=== RECORD SET ===
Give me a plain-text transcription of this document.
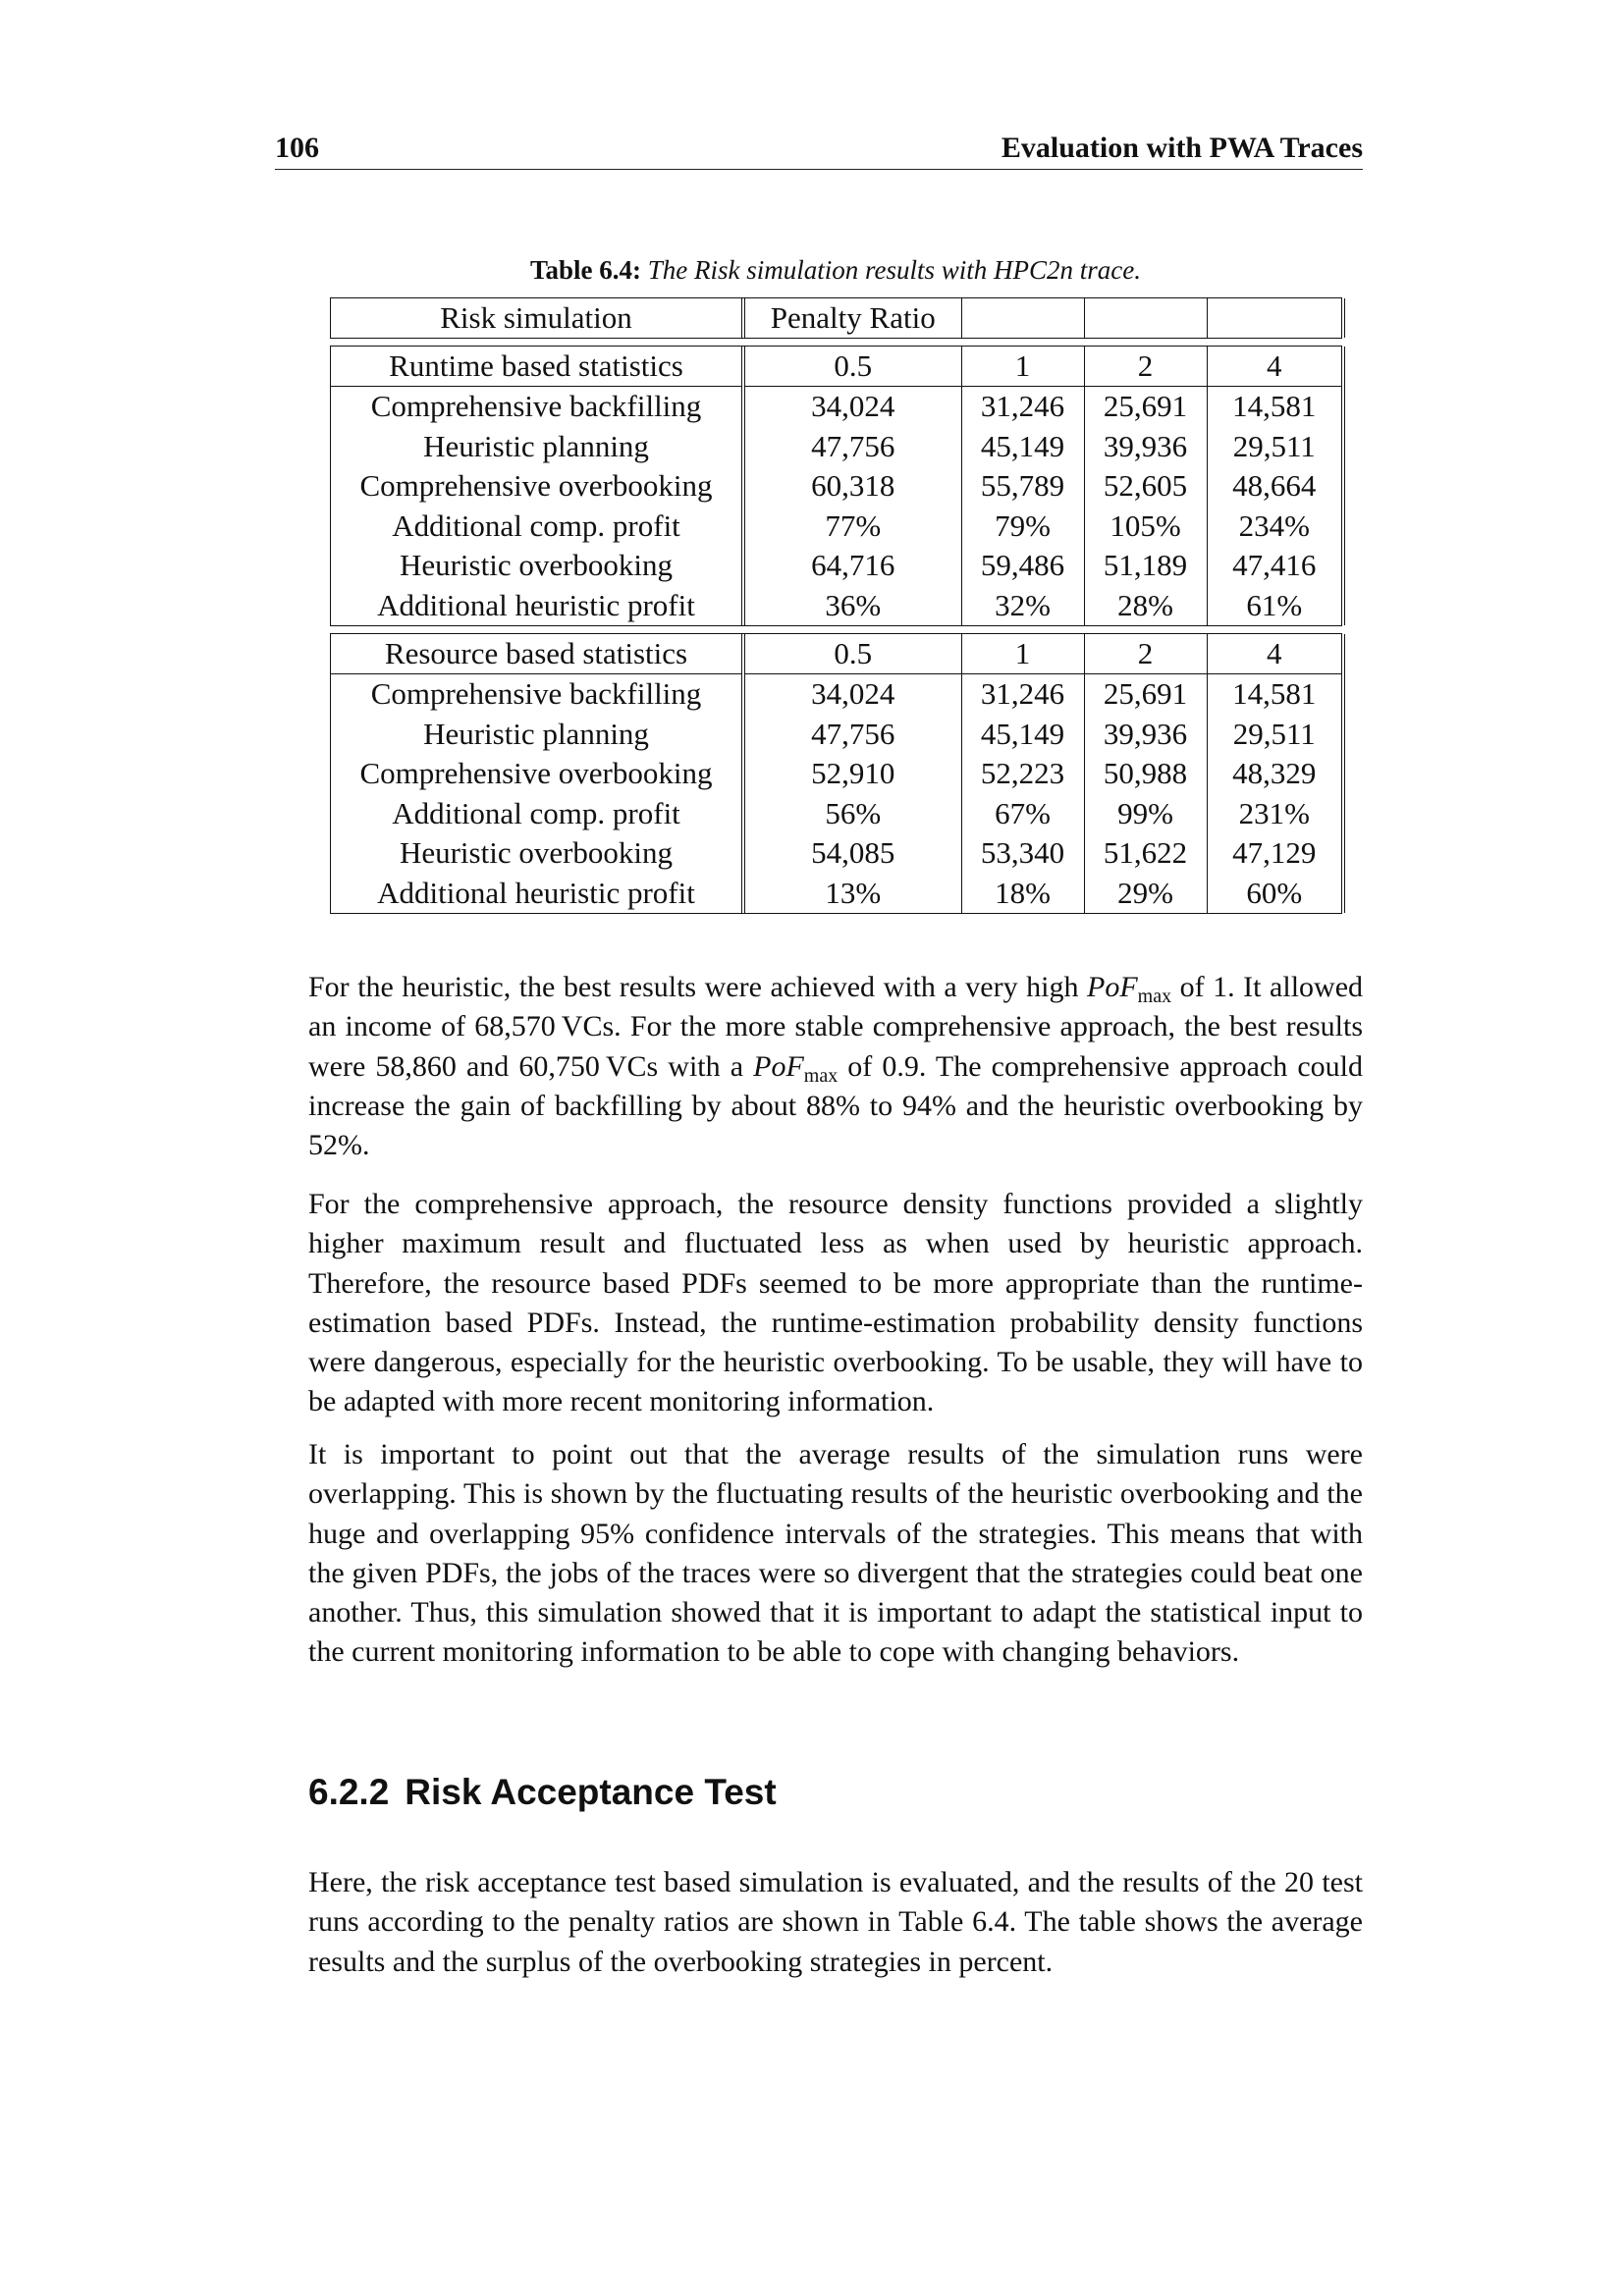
106	Evaluation with PWA Traces
Table 6.4: The Risk simulation results with HPC2n trace.
Risk simulation	Penalty Ratio			
Runtime based statistics	0.5	1	2	4
Comprehensive backfilling	34,024	31,246	25,691	14,581
Heuristic planning	47,756	45,149	39,936	29,511
Comprehensive overbooking	60,318	55,789	52,605	48,664
Additional comp. profit	77%	79%	105%	234%
Heuristic overbooking	64,716	59,486	51,189	47,416
Additional heuristic profit	36%	32%	28%	61%
Resource based statistics	0.5	1	2	4
Comprehensive backfilling	34,024	31,246	25,691	14,581
Heuristic planning	47,756	45,149	39,936	29,511
Comprehensive overbooking	52,910	52,223	50,988	48,329
Additional comp. profit	56%	67%	99%	231%
Heuristic overbooking	54,085	53,340	51,622	47,129
Additional heuristic profit	13%	18%	29%	60%
For the heuristic, the best results were achieved with a very high PoF$_{max}$ of 1. It allowed an income of 68,570 VCs. For the more stable comprehensive approach, the best results were 58,860 and 60,750 VCs with a PoF$_{max}$ of 0.9. The comprehensive approach could increase the gain of backfilling by about 88% to 94% and the heuristic overbooking by 52%.
For the comprehensive approach, the resource density functions provided a slightly higher maximum result and fluctuated less as when used by heuristic approach. Therefore, the resource based PDFs seemed to be more appropriate than the runtime-estimation based PDFs. Instead, the runtime-estimation probability density functions were dangerous, especially for the heuristic overbooking. To be usable, they will have to be adapted with more recent monitoring information.
It is important to point out that the average results of the simulation runs were overlapping. This is shown by the fluctuating results of the heuristic overbooking and the huge and overlapping 95% confidence intervals of the strategies. This means that with the given PDFs, the jobs of the traces were so divergent that the strategies could beat one another. Thus, this simulation showed that it is important to adapt the statistical input to the current monitoring information to be able to cope with changing behaviors.
6.2.2 Risk Acceptance Test
Here, the risk acceptance test based simulation is evaluated, and the results of the 20 test runs according to the penalty ratios are shown in Table 6.4. The table shows the average results and the surplus of the overbooking strategies in percent.
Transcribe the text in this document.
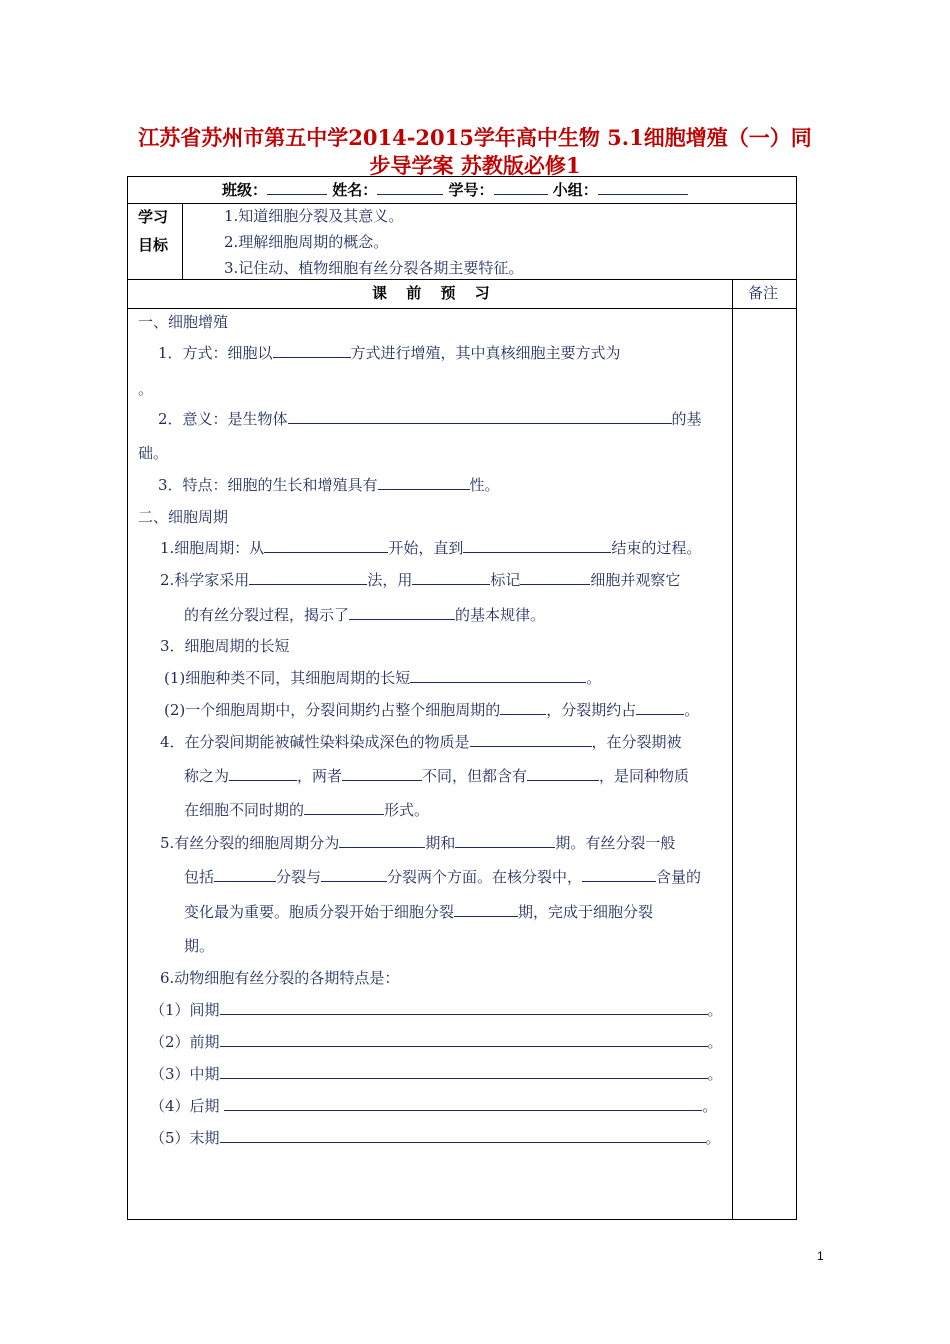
江苏省苏州市第五中学2014-2015学年高中生物 5.1细胞增殖（一）同
步导学案 苏教版必修1
班级：	姓名：	学号：	小组：
学习
目标
1.知道细胞分裂及其意义。
2.理解细胞周期的概念。
3.记住动、植物细胞有丝分裂各期主要特征。
课 前 预 习	备注
一、细胞增殖
1．方式：细胞以	方式进行增殖，其中真核细胞主要方式为
。
2．意义：是生物体	的基
础。
3．特点：细胞的生长和增殖具有	性。
二、细胞周期
1.细胞周期：从	开始，直到	结束的过程。
2.科学家采用	法，用	标记	细胞并观察它
的有丝分裂过程，揭示了	的基本规律。
3．细胞周期的长短
(1)细胞种类不同，其细胞周期的长短	。
(2)一个细胞周期中，分裂间期约占整个细胞周期的	，分裂期约占	。
4．在分裂间期能被碱性染料染成深色的物质是	，在分裂期被
称之为	，两者	不同，但都含有	，是同种物质
在细胞不同时期的	形式。
5.有丝分裂的细胞周期分为	期和	期。有丝分裂一般
包括	分裂与	分裂两个方面。在核分裂中，	含量的
变化最为重要。胞质分裂开始于细胞分裂	期，完成于细胞分裂
期。
6.动物细胞有丝分裂的各期特点是：
（1）间期	。
（2）前期	。
（3）中期	。
（4）后期	。
（5）末期	。
1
===
THE TASK:
Pictures excluded, quote all the data above exactly.

OUTPUT OF THE EXERCISE:
Give me a plain-text transcription of this document.
106	Evaluation with PWA Traces
Table 6.4: The Risk simulation results with HPC2n trace.
Risk simulation	Penalty Ratio			
Runtime based statistics	0.5	1	2	4
Comprehensive backfilling	34,024	31,246	25,691	14,581
Heuristic planning	47,756	45,149	39,936	29,511
Comprehensive overbooking	60,318	55,789	52,605	48,664
Additional comp. profit	77%	79%	105%	234%
Heuristic overbooking	64,716	59,486	51,189	47,416
Additional heuristic profit	36%	32%	28%	61%
Resource based statistics	0.5	1	2	4
Comprehensive backfilling	34,024	31,246	25,691	14,581
Heuristic planning	47,756	45,149	39,936	29,511
Comprehensive overbooking	52,910	52,223	50,988	48,329
Additional comp. profit	56%	67%	99%	231%
Heuristic overbooking	54,085	53,340	51,622	47,129
Additional heuristic profit	13%	18%	29%	60%
For the heuristic, the best results were achieved with a very high PoF$_{max}$ of 1. It allowed an income of 68,570 VCs. For the more stable comprehensive approach, the best results were 58,860 and 60,750 VCs with a PoF$_{max}$ of 0.9. The comprehensive approach could increase the gain of backfilling by about 88% to 94% and the heuristic overbooking by 52%.
For the comprehensive approach, the resource density functions provided a slightly higher maximum result and fluctuated less as when used by heuristic approach. Therefore, the resource based PDFs seemed to be more appropriate than the runtime-estimation based PDFs. Instead, the runtime-estimation probability density functions were dangerous, especially for the heuristic overbooking. To be usable, they will have to be adapted with more recent monitoring information.
It is important to point out that the average results of the simulation runs were overlapping. This is shown by the fluctuating results of the heuristic overbooking and the huge and overlapping 95% confidence intervals of the strategies. This means that with the given PDFs, the jobs of the traces were so divergent that the strategies could beat one another. Thus, this simulation showed that it is important to adapt the statistical input to the current monitoring information to be able to cope with changing behaviors.
6.2.2 Risk Acceptance Test
Here, the risk acceptance test based simulation is evaluated, and the results of the 20 test runs according to the penalty ratios are shown in Table 6.4. The table shows the average results and the surplus of the overbooking strategies in percent.
Transcribe the text in this document.
江苏省苏州市第五中学2014-2015学年高中生物 5.1细胞增殖（一）同
步导学案 苏教版必修1
班级：	姓名：	学号：	小组：
学习
目标
1.知道细胞分裂及其意义。
2.理解细胞周期的概念。
3.记住动、植物细胞有丝分裂各期主要特征。
课 前 预 习	备注
一、细胞增殖
1．方式：细胞以	方式进行增殖，其中真核细胞主要方式为
。
2．意义：是生物体	的基
础。
3．特点：细胞的生长和增殖具有	性。
二、细胞周期
1.细胞周期：从	开始，直到	结束的过程。
2.科学家采用	法，用	标记	细胞并观察它
的有丝分裂过程，揭示了	的基本规律。
3．细胞周期的长短
(1)细胞种类不同，其细胞周期的长短	。
(2)一个细胞周期中，分裂间期约占整个细胞周期的	，分裂期约占	。
4．在分裂间期能被碱性染料染成深色的物质是	，在分裂期被
称之为	，两者	不同，但都含有	，是同种物质
在细胞不同时期的	形式。
5.有丝分裂的细胞周期分为	期和	期。有丝分裂一般
包括	分裂与	分裂两个方面。在核分裂中，	含量的
变化最为重要。胞质分裂开始于细胞分裂	期，完成于细胞分裂
期。
6.动物细胞有丝分裂的各期特点是：
（1）间期	。
（2）前期	。
（3）中期	。
（4）后期	。
（5）末期	。
1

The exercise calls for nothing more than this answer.